Exercise input
◇ ◇ ◇ ◇ ◇

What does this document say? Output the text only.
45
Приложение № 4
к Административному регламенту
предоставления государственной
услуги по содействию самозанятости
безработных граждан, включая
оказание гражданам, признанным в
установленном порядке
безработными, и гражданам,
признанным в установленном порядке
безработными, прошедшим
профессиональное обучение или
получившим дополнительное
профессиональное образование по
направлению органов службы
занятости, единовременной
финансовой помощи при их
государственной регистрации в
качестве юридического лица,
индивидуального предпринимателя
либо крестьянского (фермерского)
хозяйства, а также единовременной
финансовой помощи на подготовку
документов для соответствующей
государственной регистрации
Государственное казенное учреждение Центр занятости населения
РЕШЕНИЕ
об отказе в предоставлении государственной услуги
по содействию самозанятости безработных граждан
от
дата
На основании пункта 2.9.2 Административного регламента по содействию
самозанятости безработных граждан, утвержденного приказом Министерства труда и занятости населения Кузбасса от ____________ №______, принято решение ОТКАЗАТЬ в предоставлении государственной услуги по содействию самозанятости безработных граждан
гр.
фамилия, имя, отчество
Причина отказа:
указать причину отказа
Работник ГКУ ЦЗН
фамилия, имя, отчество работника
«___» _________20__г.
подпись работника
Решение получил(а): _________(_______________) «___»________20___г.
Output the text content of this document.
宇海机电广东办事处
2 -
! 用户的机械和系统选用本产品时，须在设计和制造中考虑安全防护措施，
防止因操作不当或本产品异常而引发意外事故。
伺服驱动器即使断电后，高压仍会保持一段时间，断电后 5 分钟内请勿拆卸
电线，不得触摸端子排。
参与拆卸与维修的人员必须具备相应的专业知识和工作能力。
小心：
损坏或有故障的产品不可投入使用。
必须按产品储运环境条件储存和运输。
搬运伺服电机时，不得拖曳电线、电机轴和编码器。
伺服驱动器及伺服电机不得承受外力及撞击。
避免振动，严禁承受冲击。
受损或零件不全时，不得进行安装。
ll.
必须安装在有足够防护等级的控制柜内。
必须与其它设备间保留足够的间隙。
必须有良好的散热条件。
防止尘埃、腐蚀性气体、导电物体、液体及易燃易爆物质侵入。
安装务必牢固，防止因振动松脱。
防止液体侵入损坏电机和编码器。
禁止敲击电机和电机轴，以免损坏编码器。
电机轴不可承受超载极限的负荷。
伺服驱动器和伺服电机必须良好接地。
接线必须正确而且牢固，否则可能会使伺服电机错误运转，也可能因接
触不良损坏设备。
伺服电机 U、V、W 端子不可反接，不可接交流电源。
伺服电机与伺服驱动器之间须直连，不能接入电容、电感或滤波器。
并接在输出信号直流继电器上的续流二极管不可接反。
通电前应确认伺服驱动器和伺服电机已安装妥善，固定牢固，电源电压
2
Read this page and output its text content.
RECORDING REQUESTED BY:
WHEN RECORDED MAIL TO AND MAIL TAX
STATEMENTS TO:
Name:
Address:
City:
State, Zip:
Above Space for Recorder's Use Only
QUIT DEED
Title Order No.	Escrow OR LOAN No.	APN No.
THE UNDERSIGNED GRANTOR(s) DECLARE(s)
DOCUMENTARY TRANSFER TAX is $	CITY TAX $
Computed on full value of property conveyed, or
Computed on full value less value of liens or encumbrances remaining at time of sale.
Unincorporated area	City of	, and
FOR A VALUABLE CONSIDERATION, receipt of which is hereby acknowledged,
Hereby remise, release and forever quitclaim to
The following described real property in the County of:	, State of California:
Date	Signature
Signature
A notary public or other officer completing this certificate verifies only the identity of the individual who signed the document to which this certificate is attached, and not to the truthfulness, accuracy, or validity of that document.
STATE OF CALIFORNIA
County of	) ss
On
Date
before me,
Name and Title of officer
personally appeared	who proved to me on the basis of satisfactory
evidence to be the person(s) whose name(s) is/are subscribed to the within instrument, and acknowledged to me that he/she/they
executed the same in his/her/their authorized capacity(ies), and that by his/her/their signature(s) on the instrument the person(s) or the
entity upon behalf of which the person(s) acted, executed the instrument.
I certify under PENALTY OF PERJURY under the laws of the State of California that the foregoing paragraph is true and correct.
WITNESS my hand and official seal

◇ ◇ ◇ ◇ ◇

Brief
Exactly reproduce all of the entries above.

Task response
What does this document say? Output the text only.
45
Приложение № 4
к Административному регламенту
предоставления государственной
услуги по содействию самозанятости
безработных граждан, включая
оказание гражданам, признанным в
установленном порядке
безработными, и гражданам,
признанным в установленном порядке
безработными, прошедшим
профессиональное обучение или
получившим дополнительное
профессиональное образование по
направлению органов службы
занятости, единовременной
финансовой помощи при их
государственной регистрации в
качестве юридического лица,
индивидуального предпринимателя
либо крестьянского (фермерского)
хозяйства, а также единовременной
финансовой помощи на подготовку
документов для соответствующей
государственной регистрации
Государственное казенное учреждение Центр занятости населения
РЕШЕНИЕ
об отказе в предоставлении государственной услуги
по содействию самозанятости безработных граждан
от
дата
На основании пункта 2.9.2 Административного регламента по содействию
самозанятости безработных граждан, утвержденного приказом Министерства труда и занятости населения Кузбасса от ____________ №______, принято решение ОТКАЗАТЬ в предоставлении государственной услуги по содействию самозанятости безработных граждан
гр.
фамилия, имя, отчество
Причина отказа:
указать причину отказа
Работник ГКУ ЦЗН
фамилия, имя, отчество работника
«___» _________20__г.
подпись работника
Решение получил(а): _________(_______________) «___»________20___г.
Output the text content of this document.
宇海机电广东办事处
2 -
! 用户的机械和系统选用本产品时，须在设计和制造中考虑安全防护措施，
防止因操作不当或本产品异常而引发意外事故。
伺服驱动器即使断电后，高压仍会保持一段时间，断电后 5 分钟内请勿拆卸
电线，不得触摸端子排。
参与拆卸与维修的人员必须具备相应的专业知识和工作能力。
小心：
损坏或有故障的产品不可投入使用。
必须按产品储运环境条件储存和运输。
搬运伺服电机时，不得拖曳电线、电机轴和编码器。
伺服驱动器及伺服电机不得承受外力及撞击。
避免振动，严禁承受冲击。
受损或零件不全时，不得进行安装。
ll.
必须安装在有足够防护等级的控制柜内。
必须与其它设备间保留足够的间隙。
必须有良好的散热条件。
防止尘埃、腐蚀性气体、导电物体、液体及易燃易爆物质侵入。
安装务必牢固，防止因振动松脱。
防止液体侵入损坏电机和编码器。
禁止敲击电机和电机轴，以免损坏编码器。
电机轴不可承受超载极限的负荷。
伺服驱动器和伺服电机必须良好接地。
接线必须正确而且牢固，否则可能会使伺服电机错误运转，也可能因接
触不良损坏设备。
伺服电机 U、V、W 端子不可反接，不可接交流电源。
伺服电机与伺服驱动器之间须直连，不能接入电容、电感或滤波器。
并接在输出信号直流继电器上的续流二极管不可接反。
通电前应确认伺服驱动器和伺服电机已安装妥善，固定牢固，电源电压
2
Read this page and output its text content.
RECORDING REQUESTED BY:
WHEN RECORDED MAIL TO AND MAIL TAX
STATEMENTS TO:
Name:
Address:
City:
State, Zip:
Above Space for Recorder's Use Only
QUIT DEED
Title Order No.	Escrow OR LOAN No.	APN No.
THE UNDERSIGNED GRANTOR(s) DECLARE(s)
DOCUMENTARY TRANSFER TAX is $	CITY TAX $
Computed on full value of property conveyed, or
Computed on full value less value of liens or encumbrances remaining at time of sale.
Unincorporated area	City of	, and
FOR A VALUABLE CONSIDERATION, receipt of which is hereby acknowledged,
Hereby remise, release and forever quitclaim to
The following described real property in the County of:	, State of California:
Date	Signature
Signature
A notary public or other officer completing this certificate verifies only the identity of the individual who signed the document to which this certificate is attached, and not to the truthfulness, accuracy, or validity of that document.
STATE OF CALIFORNIA
County of	) ss
On
Date
before me,
Name and Title of officer
personally appeared	who proved to me on the basis of satisfactory
evidence to be the person(s) whose name(s) is/are subscribed to the within instrument, and acknowledged to me that he/she/they
executed the same in his/her/their authorized capacity(ies), and that by his/her/their signature(s) on the instrument the person(s) or the
entity upon behalf of which the person(s) acted, executed the instrument.
I certify under PENALTY OF PERJURY under the laws of the State of California that the foregoing paragraph is true and correct.
WITNESS my hand and official seal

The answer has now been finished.